Task details: What you return should match every record exactly, with the images removed.

Material shown:
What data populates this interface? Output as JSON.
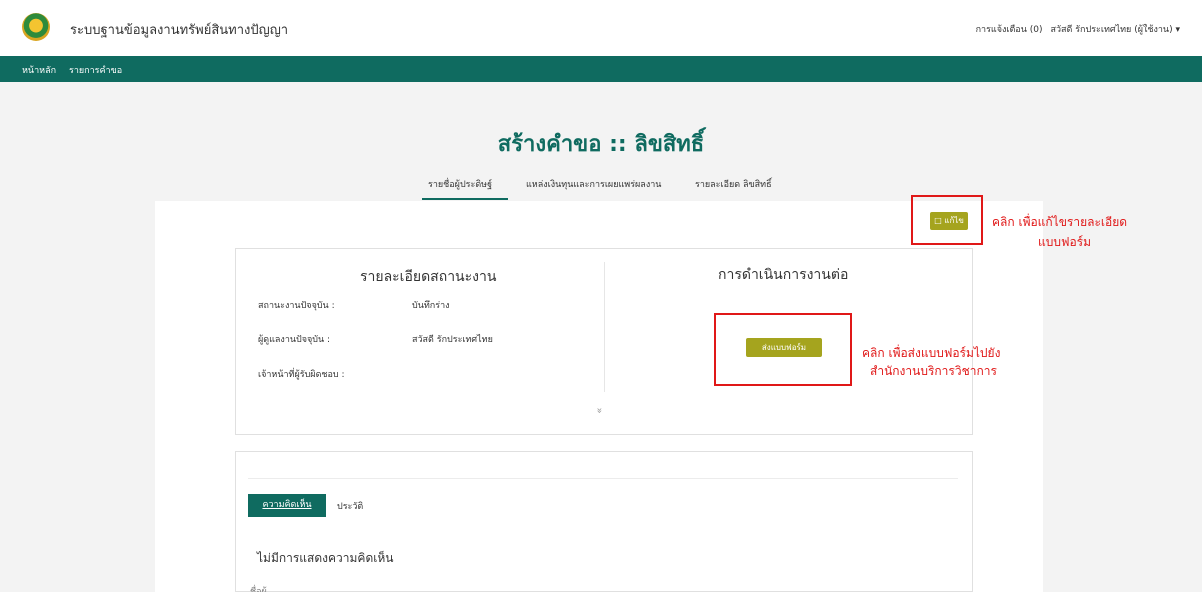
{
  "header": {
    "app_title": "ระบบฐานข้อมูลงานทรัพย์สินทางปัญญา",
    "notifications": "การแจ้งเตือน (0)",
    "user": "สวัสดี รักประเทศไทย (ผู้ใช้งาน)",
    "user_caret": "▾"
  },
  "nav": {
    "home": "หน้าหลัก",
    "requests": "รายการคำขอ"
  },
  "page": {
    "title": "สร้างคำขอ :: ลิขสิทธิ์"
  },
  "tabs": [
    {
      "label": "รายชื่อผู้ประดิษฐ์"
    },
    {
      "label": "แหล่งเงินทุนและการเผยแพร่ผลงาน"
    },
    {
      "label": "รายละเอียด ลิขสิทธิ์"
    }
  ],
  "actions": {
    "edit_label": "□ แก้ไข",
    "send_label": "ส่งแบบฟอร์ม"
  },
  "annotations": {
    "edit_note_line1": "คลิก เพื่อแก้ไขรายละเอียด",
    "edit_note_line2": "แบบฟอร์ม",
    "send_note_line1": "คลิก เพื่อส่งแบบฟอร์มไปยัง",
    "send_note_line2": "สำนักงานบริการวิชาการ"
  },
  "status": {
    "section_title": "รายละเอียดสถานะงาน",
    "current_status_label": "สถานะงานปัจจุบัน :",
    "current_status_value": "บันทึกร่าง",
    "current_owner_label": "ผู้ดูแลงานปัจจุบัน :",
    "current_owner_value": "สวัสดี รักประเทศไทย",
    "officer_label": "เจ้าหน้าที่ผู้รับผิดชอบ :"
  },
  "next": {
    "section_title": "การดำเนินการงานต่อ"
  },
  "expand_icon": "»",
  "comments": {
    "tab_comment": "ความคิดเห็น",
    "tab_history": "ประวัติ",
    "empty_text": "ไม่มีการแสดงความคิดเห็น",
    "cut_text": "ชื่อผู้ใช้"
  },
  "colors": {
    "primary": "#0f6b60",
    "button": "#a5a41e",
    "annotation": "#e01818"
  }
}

Answer in full:
What data populates this interface? Output as JSON.
{
  "header": {
    "app_title": "ระบบฐานข้อมูลงานทรัพย์สินทางปัญญา",
    "notifications": "การแจ้งเตือน (0)",
    "user": "สวัสดี รักประเทศไทย (ผู้ใช้งาน)",
    "user_caret": "▾"
  },
  "nav": {
    "home": "หน้าหลัก",
    "requests": "รายการคำขอ"
  },
  "page": {
    "title": "สร้างคำขอ :: ลิขสิทธิ์"
  },
  "tabs": [
    {
      "label": "รายชื่อผู้ประดิษฐ์"
    },
    {
      "label": "แหล่งเงินทุนและการเผยแพร่ผลงาน"
    },
    {
      "label": "รายละเอียด ลิขสิทธิ์"
    }
  ],
  "actions": {
    "edit_label": "□ แก้ไข",
    "send_label": "ส่งแบบฟอร์ม"
  },
  "annotations": {
    "edit_note_line1": "คลิก เพื่อแก้ไขรายละเอียด",
    "edit_note_line2": "แบบฟอร์ม",
    "send_note_line1": "คลิก เพื่อส่งแบบฟอร์มไปยัง",
    "send_note_line2": "สำนักงานบริการวิชาการ"
  },
  "status": {
    "section_title": "รายละเอียดสถานะงาน",
    "current_status_label": "สถานะงานปัจจุบัน :",
    "current_status_value": "บันทึกร่าง",
    "current_owner_label": "ผู้ดูแลงานปัจจุบัน :",
    "current_owner_value": "สวัสดี รักประเทศไทย",
    "officer_label": "เจ้าหน้าที่ผู้รับผิดชอบ :"
  },
  "next": {
    "section_title": "การดำเนินการงานต่อ"
  },
  "expand_icon": "»",
  "comments": {
    "tab_comment": "ความคิดเห็น",
    "tab_history": "ประวัติ",
    "empty_text": "ไม่มีการแสดงความคิดเห็น",
    "cut_text": "ชื่อผู้ใช้"
  },
  "colors": {
    "primary": "#0f6b60",
    "button": "#a5a41e",
    "annotation": "#e01818"
  }
}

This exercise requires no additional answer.